**Challenge:**
Answer these questions using the passage on African American artists exhibited in Europe.
(a) Which museum hosted "The Color Line: African American Artists and Segregation"?
(b) At which venue was Betye Saar's exhibition "Easy Dancer" shown?
(c) In what year was Carrie Mae Weems's series "Roaming" made?

**Given text:**
/---

Two major museum exhibitions recently explored the intersection of art and politics during the Jim Crow, civil rights, and Black Power eras. “The Color Line: African American Artists and Segregation” at Le musée du quai Branly in Paris (2016), and “Soul of a Nation: Art in the Age of Black Power,” organized by the Tate Modern in London (2017), featured works by dozens of African American artists and offered rare opportunities for European audiences to view the myriad ways the artists expressed themselves during the fraught and contentious periods in American history.

Gilliam and some of his contemporaries are featured in “Soul of a Nation” which has since traveled to the United States after being organized in London. Among them, Betye Saar recently had her first exhibition in Italy, “Easy Dancer” (2016-17) at the Prada Foundation in Milan. “More Dimensions Than You Know: Jack Whitten, 1979–1989” (2017) at Hauser & Wirth gallery was Jack Whitten’s first-ever solo exhibition in London. He died two months after it closed. “Faith Ringgold: Paintings and Story Quilts, 1964-2017,” Ringgold’s first European exhibition was on view earlier this year at Pippy Houldsworth Gallery in London.


SAM GILLIAM, “Rondo,” 1971 (acrylic on canvas on oak beam, 103 x 144 x 78 inches). | Photo by Lee Thompson, Courtesy the artist, Kunstmuseum Basel and David Kordansky Gallery, Los Angeles. © 2018, ProLitteris, Zurich


For Carrie Mae Weems, Rome inspired one of her most memorable series, in which she photographed herself with her back to the camera facing monumental institutions and architectural sites around the Italian capital. Titled “Roaming” (2006), the series explores issues of vulnerability and agency.

Weems discussed the images with Art21. She said: “Architecture in its essence, much of the fabric of it, is very much about power. If we think about a place like Rome, where I did a residency a few years ago, what one is made to feel is the power of the state in relationship to the lower subject, to the general populace. You are always aware that you are a sort of minion in relationship to this enormous edifice, the edifice of power. What is this relationship of power to you and what is your relationship to power and how do you contest it?”

“Roaming” led to Weems’s “Museum Series” (2007-present) in which she has similarly positioned herself before cultural institutions, including prominent European museums, the Louvre, British Museum, and Tate Modern, among them. With these images she is raising questions about the art world establishment, exhibition and collecting practices, and the marginalization of certain artists based on race and gender.

\---

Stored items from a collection
/---

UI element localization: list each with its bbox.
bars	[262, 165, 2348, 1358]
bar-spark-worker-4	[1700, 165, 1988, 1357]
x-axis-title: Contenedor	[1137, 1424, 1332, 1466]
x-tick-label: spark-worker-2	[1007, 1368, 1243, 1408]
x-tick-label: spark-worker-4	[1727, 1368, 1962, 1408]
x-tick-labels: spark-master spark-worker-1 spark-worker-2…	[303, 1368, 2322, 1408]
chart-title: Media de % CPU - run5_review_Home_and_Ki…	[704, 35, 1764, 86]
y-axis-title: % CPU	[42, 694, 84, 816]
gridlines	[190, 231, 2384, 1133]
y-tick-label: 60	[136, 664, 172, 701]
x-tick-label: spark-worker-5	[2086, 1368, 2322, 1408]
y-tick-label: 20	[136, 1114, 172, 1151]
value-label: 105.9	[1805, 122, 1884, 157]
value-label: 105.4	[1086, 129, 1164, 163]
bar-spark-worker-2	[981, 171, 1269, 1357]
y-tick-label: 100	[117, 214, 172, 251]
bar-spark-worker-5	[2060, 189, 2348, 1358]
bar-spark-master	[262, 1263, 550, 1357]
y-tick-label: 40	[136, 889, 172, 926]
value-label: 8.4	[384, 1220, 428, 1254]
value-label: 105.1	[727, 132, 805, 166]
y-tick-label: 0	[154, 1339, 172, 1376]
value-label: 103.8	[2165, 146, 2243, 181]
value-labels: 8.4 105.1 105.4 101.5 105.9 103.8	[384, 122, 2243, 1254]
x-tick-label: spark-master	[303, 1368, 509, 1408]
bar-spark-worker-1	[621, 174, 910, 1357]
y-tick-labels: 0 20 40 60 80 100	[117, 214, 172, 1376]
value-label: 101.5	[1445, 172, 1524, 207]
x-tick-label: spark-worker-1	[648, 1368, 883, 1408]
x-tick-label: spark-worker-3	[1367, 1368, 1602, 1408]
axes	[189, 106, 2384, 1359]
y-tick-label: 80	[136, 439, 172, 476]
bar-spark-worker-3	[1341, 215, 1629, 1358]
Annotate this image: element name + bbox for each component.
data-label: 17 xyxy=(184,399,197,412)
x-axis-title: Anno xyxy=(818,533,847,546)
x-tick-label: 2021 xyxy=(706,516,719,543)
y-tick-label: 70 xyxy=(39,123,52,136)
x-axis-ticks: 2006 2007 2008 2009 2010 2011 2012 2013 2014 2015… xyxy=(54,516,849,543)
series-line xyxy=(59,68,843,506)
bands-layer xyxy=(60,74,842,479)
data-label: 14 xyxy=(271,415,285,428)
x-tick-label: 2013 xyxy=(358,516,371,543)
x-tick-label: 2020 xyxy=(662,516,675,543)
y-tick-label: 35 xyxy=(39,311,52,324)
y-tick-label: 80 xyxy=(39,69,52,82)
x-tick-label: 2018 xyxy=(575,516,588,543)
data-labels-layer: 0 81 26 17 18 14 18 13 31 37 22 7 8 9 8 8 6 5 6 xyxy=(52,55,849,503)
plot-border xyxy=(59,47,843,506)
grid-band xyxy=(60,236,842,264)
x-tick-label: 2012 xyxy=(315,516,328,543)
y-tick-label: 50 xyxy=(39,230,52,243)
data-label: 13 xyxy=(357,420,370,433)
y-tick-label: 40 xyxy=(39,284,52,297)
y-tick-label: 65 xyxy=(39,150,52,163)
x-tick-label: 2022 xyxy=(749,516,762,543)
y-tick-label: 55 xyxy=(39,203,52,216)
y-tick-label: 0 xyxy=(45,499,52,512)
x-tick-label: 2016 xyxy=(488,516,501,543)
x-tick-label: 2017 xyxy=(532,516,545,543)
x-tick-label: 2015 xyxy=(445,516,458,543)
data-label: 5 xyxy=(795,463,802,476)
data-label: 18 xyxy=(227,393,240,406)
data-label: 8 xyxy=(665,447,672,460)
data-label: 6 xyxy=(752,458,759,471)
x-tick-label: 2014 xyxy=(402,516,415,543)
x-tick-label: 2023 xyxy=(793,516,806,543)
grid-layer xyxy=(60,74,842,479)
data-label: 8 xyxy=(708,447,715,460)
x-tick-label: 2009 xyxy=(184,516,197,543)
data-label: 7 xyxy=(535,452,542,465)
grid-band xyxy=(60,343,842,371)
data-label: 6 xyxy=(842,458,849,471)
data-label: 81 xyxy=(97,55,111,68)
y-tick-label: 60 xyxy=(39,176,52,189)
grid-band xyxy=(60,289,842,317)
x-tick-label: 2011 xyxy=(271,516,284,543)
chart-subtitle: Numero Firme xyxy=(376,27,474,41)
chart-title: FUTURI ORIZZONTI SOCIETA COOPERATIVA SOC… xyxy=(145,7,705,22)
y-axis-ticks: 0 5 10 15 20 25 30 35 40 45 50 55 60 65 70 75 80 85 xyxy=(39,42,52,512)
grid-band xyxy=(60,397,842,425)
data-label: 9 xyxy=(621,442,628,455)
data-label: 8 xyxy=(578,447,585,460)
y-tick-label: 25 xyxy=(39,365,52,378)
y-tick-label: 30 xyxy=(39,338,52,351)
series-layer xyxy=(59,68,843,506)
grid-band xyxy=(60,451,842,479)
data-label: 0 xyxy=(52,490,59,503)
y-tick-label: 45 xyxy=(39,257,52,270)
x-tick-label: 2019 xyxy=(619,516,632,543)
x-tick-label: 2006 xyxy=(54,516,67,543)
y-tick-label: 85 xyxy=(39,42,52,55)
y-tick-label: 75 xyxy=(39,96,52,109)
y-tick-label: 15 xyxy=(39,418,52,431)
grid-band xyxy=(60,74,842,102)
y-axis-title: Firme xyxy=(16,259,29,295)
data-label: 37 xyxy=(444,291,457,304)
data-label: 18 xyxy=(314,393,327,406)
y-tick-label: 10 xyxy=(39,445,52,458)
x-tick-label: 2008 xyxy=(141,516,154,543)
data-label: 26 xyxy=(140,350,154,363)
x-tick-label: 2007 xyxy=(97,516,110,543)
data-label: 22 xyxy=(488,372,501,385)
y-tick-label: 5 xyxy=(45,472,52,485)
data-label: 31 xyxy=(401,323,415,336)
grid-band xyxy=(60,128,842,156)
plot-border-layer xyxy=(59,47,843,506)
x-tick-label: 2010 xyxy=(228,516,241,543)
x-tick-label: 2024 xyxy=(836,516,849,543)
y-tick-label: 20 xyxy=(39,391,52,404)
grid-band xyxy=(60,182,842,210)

\---

**Response for this exercise:**
(a) Le musée du quai Branly in Paris
(b) The Prada Foundation in Milan
(c) 2006